● **Material for this exercise**
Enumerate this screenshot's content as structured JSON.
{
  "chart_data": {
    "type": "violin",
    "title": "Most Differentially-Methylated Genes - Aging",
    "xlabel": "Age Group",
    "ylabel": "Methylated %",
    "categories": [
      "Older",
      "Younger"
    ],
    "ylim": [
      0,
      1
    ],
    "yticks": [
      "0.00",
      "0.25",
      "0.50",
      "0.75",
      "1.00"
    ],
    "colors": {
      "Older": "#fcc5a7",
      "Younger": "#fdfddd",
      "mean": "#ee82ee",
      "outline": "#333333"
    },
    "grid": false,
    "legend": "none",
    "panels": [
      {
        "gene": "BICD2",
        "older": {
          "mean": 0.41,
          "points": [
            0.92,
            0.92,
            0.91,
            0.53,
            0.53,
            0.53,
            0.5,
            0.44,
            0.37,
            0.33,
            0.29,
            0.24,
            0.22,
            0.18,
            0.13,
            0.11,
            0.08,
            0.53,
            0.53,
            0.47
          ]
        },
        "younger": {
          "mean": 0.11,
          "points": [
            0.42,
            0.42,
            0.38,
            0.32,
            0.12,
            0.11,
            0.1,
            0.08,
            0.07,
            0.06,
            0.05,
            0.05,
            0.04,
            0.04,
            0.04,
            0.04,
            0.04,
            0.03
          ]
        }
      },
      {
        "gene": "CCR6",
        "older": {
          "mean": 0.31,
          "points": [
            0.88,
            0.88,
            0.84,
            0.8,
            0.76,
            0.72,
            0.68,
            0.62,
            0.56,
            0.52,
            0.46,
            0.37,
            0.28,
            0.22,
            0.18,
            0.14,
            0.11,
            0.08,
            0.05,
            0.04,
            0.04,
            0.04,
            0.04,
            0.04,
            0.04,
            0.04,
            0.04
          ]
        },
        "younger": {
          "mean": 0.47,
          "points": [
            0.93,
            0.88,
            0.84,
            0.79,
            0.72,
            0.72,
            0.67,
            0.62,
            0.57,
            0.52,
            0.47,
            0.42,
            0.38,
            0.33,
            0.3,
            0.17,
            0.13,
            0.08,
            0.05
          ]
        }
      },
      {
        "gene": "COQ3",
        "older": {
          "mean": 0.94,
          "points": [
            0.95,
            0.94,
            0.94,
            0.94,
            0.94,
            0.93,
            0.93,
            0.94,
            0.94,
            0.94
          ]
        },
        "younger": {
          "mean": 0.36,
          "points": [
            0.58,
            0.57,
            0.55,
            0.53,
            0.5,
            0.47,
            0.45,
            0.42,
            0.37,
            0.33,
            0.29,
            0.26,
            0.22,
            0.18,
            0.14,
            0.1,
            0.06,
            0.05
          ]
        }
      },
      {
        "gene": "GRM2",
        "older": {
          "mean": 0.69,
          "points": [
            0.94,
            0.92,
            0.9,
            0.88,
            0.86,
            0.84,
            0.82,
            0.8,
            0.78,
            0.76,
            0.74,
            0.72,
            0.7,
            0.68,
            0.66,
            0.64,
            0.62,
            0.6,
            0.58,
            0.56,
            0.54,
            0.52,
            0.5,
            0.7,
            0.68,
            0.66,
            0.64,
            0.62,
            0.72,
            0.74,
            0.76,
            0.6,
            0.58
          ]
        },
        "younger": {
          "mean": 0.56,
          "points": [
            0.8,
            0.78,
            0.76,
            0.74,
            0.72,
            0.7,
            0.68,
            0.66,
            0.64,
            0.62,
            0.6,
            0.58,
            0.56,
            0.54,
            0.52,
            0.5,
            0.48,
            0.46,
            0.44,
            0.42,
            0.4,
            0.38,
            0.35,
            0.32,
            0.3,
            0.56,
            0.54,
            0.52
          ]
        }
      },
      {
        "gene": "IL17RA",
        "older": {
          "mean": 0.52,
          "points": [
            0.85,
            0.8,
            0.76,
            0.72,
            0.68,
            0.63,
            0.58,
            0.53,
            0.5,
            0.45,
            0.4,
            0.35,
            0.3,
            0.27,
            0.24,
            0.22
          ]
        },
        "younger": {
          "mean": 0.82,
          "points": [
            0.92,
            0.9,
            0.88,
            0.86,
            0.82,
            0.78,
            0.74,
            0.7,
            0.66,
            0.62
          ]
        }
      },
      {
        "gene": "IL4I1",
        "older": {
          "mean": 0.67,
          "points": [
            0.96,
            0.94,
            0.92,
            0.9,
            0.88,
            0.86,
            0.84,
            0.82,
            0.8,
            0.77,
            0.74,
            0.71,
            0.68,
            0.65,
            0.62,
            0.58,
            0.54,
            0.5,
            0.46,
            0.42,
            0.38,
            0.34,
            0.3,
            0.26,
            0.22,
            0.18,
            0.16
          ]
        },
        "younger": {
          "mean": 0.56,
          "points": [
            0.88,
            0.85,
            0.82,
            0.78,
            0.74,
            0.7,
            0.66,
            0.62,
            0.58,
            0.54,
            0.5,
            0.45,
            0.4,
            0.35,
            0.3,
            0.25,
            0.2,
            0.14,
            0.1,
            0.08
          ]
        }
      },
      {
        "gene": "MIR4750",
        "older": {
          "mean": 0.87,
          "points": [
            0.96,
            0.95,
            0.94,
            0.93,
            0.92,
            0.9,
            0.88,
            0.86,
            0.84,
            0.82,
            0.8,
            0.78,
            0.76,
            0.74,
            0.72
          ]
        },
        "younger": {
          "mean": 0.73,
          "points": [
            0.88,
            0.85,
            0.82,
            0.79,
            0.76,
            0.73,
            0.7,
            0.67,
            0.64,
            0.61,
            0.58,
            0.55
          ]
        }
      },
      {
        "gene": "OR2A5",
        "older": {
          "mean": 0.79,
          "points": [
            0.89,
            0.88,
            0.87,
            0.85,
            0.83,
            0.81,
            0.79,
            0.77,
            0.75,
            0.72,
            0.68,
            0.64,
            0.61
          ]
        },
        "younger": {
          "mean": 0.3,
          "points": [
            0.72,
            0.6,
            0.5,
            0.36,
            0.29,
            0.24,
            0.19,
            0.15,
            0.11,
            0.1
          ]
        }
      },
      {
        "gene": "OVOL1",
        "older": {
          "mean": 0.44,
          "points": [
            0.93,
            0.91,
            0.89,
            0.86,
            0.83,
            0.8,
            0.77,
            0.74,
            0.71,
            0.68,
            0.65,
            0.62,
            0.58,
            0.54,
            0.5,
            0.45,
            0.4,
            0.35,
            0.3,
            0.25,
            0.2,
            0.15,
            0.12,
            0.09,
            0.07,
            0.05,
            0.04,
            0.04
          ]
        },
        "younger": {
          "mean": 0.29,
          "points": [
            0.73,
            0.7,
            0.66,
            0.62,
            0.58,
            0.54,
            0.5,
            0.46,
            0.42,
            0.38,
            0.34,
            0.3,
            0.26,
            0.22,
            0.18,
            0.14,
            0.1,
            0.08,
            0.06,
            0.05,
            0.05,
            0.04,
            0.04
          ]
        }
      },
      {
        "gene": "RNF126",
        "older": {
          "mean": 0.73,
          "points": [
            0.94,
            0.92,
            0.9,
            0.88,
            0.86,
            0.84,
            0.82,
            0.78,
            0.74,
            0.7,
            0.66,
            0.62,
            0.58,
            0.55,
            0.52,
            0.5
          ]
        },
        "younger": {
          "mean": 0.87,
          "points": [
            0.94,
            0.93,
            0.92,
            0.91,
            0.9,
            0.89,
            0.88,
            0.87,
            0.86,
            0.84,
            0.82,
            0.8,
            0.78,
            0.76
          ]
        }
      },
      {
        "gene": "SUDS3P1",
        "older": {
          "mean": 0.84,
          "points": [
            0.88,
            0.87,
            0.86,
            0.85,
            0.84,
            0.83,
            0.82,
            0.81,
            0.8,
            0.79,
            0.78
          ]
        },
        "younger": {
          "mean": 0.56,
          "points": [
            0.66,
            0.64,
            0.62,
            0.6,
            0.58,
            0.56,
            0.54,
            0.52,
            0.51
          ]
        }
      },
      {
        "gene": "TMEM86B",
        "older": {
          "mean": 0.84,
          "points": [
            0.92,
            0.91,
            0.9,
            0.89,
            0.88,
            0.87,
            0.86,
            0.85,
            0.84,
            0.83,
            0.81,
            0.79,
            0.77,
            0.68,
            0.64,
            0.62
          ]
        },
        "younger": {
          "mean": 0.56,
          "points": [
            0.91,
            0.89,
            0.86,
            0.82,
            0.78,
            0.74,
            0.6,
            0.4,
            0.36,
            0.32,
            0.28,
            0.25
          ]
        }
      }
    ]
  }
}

● **What this task involves**
Gather all lines from the records above in which "Methylated" appears.

● **Answer to this problem**
    "title": "Most Differentially-Methylated Genes - Aging",
    "ylabel": "Methylated %",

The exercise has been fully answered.